>> Begin Data provided
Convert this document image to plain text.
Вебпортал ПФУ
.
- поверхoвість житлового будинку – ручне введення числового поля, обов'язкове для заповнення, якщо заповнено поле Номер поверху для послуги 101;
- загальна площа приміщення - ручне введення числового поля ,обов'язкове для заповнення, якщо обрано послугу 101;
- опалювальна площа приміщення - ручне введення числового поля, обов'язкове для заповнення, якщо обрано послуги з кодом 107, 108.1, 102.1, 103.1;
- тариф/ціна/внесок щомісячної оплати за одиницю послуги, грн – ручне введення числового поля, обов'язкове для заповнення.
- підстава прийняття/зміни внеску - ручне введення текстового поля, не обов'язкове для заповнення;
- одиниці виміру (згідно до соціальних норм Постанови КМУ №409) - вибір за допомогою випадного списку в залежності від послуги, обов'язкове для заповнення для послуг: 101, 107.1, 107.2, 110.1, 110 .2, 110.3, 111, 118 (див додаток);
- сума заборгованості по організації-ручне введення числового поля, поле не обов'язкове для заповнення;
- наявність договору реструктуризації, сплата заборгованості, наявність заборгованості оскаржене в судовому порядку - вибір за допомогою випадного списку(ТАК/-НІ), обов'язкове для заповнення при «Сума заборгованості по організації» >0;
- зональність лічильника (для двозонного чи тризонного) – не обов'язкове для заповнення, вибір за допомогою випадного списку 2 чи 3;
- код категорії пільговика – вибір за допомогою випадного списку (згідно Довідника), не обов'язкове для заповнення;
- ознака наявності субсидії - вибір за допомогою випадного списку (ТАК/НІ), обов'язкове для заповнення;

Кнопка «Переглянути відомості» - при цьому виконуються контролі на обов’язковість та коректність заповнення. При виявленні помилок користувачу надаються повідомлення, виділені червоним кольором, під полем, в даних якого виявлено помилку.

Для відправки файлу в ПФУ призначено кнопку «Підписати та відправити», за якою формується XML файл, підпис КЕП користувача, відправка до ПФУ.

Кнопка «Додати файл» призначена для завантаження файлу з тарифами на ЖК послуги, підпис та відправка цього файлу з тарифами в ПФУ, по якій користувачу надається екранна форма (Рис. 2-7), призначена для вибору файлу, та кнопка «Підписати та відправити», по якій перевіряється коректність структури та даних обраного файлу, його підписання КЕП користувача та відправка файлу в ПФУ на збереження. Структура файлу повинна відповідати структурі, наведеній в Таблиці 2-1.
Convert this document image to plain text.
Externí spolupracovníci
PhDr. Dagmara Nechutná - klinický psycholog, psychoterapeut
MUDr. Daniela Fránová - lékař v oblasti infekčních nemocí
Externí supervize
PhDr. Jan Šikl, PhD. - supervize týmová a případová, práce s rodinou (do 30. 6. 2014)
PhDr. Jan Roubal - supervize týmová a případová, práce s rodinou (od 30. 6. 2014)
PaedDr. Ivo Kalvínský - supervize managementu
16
>> End Data provided
Filter the records above and return every line that holds the word "відправка".

Exercise solution:
Для відправки файлу в ПФУ призначено кнопку «Підписати та відправити», за якою формується XML файл, підпис КЕП користувача, відправка до ПФУ.
Кнопка «Додати файл» призначена для завантаження файлу з тарифами на ЖК послуги, підпис та відправка цього файлу з тарифами в ПФУ, по якій користувачу надається екранна форма (Рис. 2-7), призначена для вибору файлу, та кнопка «Підписати та відправити», по якій перевіряється коректність структури та даних обраного файлу, його підписання КЕП користувача та відправка файлу в ПФУ на збереження. Структура файлу повинна відповідати структурі, наведеній в Таблиці 2-1.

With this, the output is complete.